[Begin Records]
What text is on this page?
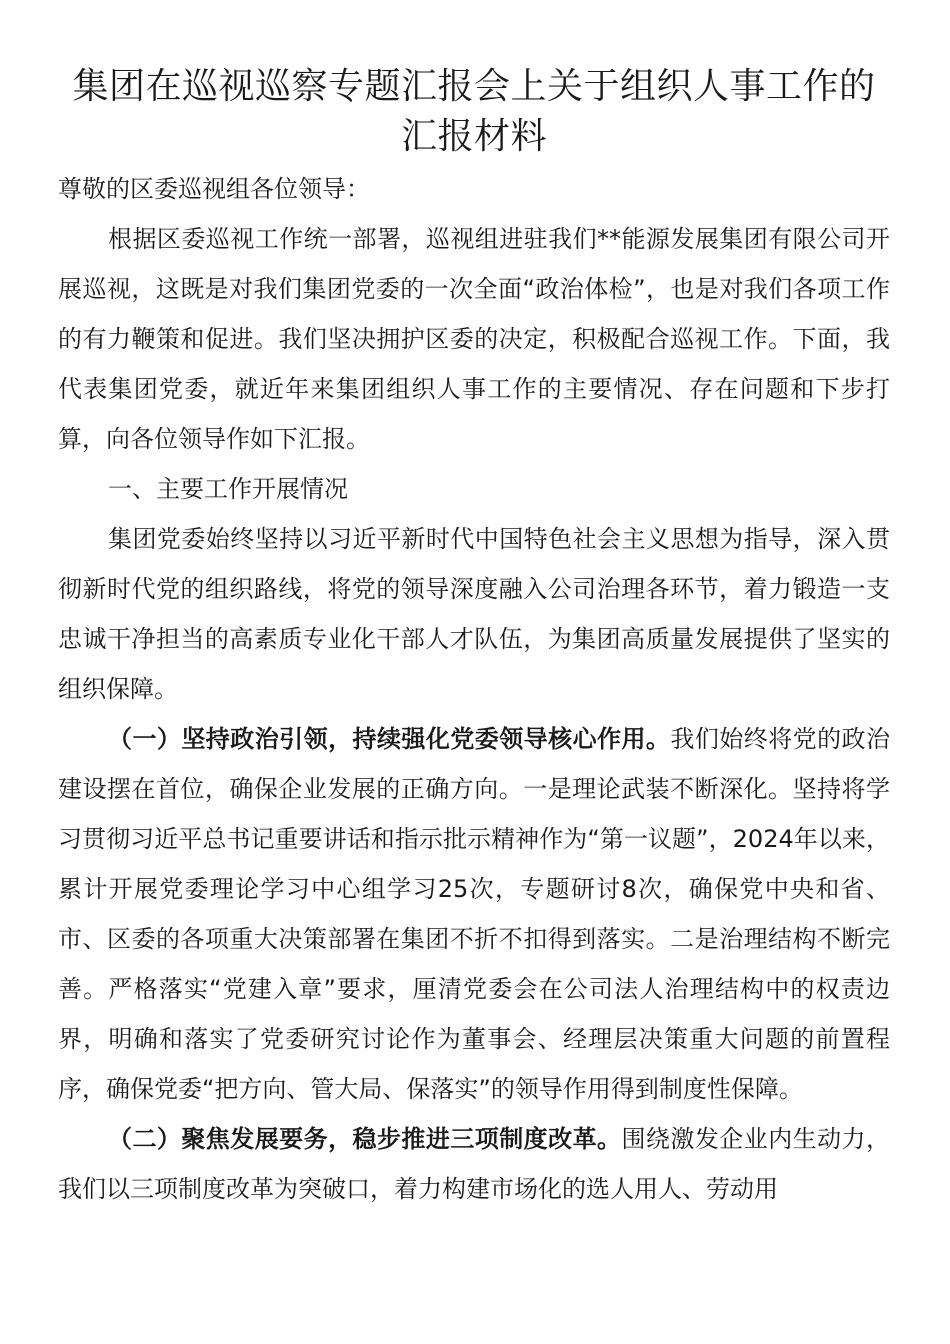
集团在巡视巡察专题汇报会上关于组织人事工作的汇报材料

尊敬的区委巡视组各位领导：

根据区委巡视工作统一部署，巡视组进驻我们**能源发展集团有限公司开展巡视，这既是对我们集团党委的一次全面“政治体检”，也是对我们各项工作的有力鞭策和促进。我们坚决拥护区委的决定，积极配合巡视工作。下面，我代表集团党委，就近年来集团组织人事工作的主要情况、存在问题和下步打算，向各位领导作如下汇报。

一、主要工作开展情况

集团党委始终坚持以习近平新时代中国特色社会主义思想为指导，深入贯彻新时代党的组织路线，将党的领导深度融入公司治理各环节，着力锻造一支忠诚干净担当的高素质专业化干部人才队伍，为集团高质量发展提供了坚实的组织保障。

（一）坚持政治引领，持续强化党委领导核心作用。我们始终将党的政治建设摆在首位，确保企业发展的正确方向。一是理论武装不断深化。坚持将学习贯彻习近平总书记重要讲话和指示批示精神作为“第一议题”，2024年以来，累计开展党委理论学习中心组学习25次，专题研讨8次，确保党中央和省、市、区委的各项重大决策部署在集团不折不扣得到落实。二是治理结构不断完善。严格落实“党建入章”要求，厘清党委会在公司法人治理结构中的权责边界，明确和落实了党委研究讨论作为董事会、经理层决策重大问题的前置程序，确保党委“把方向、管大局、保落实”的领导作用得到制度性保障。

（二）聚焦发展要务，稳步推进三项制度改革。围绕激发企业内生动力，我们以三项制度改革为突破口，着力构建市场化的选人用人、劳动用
[End Records]
■ What needs to be done: Omit every picture, and otherwise quote the entries exactly.

■ Task result:
What text is on this page?
集团在巡视巡察专题汇报会上关于组织人事工作的汇报材料

尊敬的区委巡视组各位领导：

根据区委巡视工作统一部署，巡视组进驻我们**能源发展集团有限公司开展巡视，这既是对我们集团党委的一次全面“政治体检”，也是对我们各项工作的有力鞭策和促进。我们坚决拥护区委的决定，积极配合巡视工作。下面，我代表集团党委，就近年来集团组织人事工作的主要情况、存在问题和下步打算，向各位领导作如下汇报。

一、主要工作开展情况

集团党委始终坚持以习近平新时代中国特色社会主义思想为指导，深入贯彻新时代党的组织路线，将党的领导深度融入公司治理各环节，着力锻造一支忠诚干净担当的高素质专业化干部人才队伍，为集团高质量发展提供了坚实的组织保障。

（一）坚持政治引领，持续强化党委领导核心作用。我们始终将党的政治建设摆在首位，确保企业发展的正确方向。一是理论武装不断深化。坚持将学习贯彻习近平总书记重要讲话和指示批示精神作为“第一议题”，2024年以来，累计开展党委理论学习中心组学习25次，专题研讨8次，确保党中央和省、市、区委的各项重大决策部署在集团不折不扣得到落实。二是治理结构不断完善。严格落实“党建入章”要求，厘清党委会在公司法人治理结构中的权责边界，明确和落实了党委研究讨论作为董事会、经理层决策重大问题的前置程序，确保党委“把方向、管大局、保落实”的领导作用得到制度性保障。

（二）聚焦发展要务，稳步推进三项制度改革。围绕激发企业内生动力，我们以三项制度改革为突破口，着力构建市场化的选人用人、劳动用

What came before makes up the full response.